• **DATA RECORDS**:

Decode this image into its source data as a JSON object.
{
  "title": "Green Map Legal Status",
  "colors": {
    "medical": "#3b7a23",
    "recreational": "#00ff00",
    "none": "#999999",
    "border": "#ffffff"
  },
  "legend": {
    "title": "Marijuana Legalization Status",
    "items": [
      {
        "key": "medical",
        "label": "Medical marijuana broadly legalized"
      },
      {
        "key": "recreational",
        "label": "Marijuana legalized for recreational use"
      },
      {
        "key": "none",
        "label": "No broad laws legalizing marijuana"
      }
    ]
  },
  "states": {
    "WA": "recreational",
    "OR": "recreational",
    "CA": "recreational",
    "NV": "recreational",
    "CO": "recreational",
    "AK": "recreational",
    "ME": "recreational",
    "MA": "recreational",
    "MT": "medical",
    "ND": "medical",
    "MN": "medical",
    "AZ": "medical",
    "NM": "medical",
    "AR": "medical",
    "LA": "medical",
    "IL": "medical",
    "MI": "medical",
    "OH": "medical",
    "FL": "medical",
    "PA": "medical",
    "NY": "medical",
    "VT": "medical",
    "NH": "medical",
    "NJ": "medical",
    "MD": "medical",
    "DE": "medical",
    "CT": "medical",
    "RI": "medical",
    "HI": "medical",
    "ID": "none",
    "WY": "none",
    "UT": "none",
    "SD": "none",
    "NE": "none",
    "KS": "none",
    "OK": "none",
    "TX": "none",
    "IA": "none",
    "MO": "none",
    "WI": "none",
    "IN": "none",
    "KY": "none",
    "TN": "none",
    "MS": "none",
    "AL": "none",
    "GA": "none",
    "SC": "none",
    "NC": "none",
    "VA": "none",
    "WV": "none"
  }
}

• **GIVEN EXERCISE**: Each record should come back exactly as written.

• **FULL ANSWER**:
Decode this image into its source data as a JSON object.
{
  "title": "Green Map Legal Status",
  "colors": {
    "medical": "#3b7a23",
    "recreational": "#00ff00",
    "none": "#999999",
    "border": "#ffffff"
  },
  "legend": {
    "title": "Marijuana Legalization Status",
    "items": [
      {
        "key": "medical",
        "label": "Medical marijuana broadly legalized"
      },
      {
        "key": "recreational",
        "label": "Marijuana legalized for recreational use"
      },
      {
        "key": "none",
        "label": "No broad laws legalizing marijuana"
      }
    ]
  },
  "states": {
    "WA": "recreational",
    "OR": "recreational",
    "CA": "recreational",
    "NV": "recreational",
    "CO": "recreational",
    "AK": "recreational",
    "ME": "recreational",
    "MA": "recreational",
    "MT": "medical",
    "ND": "medical",
    "MN": "medical",
    "AZ": "medical",
    "NM": "medical",
    "AR": "medical",
    "LA": "medical",
    "IL": "medical",
    "MI": "medical",
    "OH": "medical",
    "FL": "medical",
    "PA": "medical",
    "NY": "medical",
    "VT": "medical",
    "NH": "medical",
    "NJ": "medical",
    "MD": "medical",
    "DE": "medical",
    "CT": "medical",
    "RI": "medical",
    "HI": "medical",
    "ID": "none",
    "WY": "none",
    "UT": "none",
    "SD": "none",
    "NE": "none",
    "KS": "none",
    "OK": "none",
    "TX": "none",
    "IA": "none",
    "MO": "none",
    "WI": "none",
    "IN": "none",
    "KY": "none",
    "TN": "none",
    "MS": "none",
    "AL": "none",
    "GA": "none",
    "SC": "none",
    "NC": "none",
    "VA": "none",
    "WV": "none"
  }
}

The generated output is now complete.